Reproduce the jousting review verbatim. Begin at the words "What to say if you didn’t" and stop after the words "good about it?".

- [SUPPLIED TEXT]
= Beginning of Section =
What to say if you liked it
An intriguing, faithful re-enactment of the jousting tournaments of yore that vividly portrayed the premier medieval sport in all it’s incandescent detail.
What to say if you didn’t like it
A pointless mockery of an age when men rose through society with the force of their arms rather than their wits and intellect, while women were reduced to dumb muses.
What was good about it?
• Historical combat expert Mike Loades and his infectious fervour to stage an authentic joust.
• The brutal film of the primitive tournaments (Tournes), in which a group of knights would enter a huge melee, where a number would be killed, as a form of training for real battles and any knight captured would have to pay a ransom to secure his release.
• Emrys the armourer who was so mystical he didn’t even have a surname.
• The violent Tournes were only made more passive when the romantic notions of King Arthur infiltrated medieval culture and the jousts became quests for the heart of a lady.
• The pre-joust dance in which the modern knights dressed as dandy fops, and paraded about the court like John Travolta with rigor mortis.
= End of Section =
- [DATASET RECORDS]
= Beginning of Section =
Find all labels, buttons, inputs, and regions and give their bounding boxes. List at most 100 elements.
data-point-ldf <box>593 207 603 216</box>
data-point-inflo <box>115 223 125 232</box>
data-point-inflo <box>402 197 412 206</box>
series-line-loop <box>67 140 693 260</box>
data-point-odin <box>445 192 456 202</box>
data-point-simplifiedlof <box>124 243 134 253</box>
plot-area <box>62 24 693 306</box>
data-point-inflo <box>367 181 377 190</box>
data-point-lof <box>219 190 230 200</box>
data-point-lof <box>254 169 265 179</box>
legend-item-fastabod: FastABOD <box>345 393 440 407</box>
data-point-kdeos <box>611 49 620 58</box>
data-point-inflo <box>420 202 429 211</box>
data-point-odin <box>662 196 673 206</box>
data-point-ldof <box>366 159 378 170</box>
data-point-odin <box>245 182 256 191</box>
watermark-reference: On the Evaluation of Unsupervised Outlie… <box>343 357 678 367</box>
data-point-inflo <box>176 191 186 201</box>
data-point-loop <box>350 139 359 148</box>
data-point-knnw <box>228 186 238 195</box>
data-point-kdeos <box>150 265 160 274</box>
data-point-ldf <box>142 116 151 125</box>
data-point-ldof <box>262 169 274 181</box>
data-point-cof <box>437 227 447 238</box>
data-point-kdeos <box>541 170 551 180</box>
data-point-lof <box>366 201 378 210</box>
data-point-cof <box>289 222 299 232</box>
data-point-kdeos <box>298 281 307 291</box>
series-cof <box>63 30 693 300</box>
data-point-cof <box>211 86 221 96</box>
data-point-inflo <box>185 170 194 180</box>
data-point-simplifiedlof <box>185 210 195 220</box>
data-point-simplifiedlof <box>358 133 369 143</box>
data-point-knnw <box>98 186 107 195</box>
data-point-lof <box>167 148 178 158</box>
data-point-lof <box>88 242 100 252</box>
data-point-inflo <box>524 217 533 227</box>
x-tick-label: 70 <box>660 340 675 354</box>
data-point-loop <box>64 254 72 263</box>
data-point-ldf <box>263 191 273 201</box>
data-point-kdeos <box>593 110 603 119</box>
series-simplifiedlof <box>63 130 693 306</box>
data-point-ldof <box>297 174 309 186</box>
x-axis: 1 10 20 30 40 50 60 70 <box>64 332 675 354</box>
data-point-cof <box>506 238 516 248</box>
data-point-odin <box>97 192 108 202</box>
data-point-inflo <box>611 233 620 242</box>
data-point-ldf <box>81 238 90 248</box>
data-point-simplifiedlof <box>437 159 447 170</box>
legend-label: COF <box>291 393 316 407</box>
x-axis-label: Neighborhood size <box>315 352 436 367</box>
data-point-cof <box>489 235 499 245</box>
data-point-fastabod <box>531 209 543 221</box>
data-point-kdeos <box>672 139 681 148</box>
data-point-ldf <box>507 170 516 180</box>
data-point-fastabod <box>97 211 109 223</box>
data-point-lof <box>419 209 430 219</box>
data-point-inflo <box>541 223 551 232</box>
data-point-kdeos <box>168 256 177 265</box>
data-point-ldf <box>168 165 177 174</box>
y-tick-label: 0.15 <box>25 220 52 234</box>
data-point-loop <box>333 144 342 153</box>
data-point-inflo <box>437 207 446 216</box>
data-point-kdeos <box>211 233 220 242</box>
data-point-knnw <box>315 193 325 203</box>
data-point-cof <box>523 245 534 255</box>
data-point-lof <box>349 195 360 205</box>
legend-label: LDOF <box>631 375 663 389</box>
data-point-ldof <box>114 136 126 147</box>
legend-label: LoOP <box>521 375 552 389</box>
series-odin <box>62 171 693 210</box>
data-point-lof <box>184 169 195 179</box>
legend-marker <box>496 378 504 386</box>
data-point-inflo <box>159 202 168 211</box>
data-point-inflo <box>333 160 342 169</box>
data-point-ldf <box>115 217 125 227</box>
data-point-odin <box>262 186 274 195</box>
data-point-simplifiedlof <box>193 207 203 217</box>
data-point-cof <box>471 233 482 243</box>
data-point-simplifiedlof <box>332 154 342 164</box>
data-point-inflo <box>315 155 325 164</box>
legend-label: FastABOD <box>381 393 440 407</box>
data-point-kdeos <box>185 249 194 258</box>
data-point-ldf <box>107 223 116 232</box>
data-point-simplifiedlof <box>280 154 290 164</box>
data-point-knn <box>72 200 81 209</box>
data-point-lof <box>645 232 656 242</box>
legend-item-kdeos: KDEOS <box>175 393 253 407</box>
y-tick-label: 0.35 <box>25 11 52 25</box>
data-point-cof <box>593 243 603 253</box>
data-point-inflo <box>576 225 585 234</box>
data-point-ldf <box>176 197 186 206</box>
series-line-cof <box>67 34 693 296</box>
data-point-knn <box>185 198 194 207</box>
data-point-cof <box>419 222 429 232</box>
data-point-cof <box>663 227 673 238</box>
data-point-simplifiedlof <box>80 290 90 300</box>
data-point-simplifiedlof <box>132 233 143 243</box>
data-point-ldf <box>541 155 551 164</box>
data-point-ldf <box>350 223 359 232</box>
= End of Section =
- [RESPONSE TO THE TASK]
What to say if you didn’t like it
A pointless mockery of an age when men rose through society with the force of their arms rather than their wits and intellect, while women were reduced to dumb muses.
What was good about it?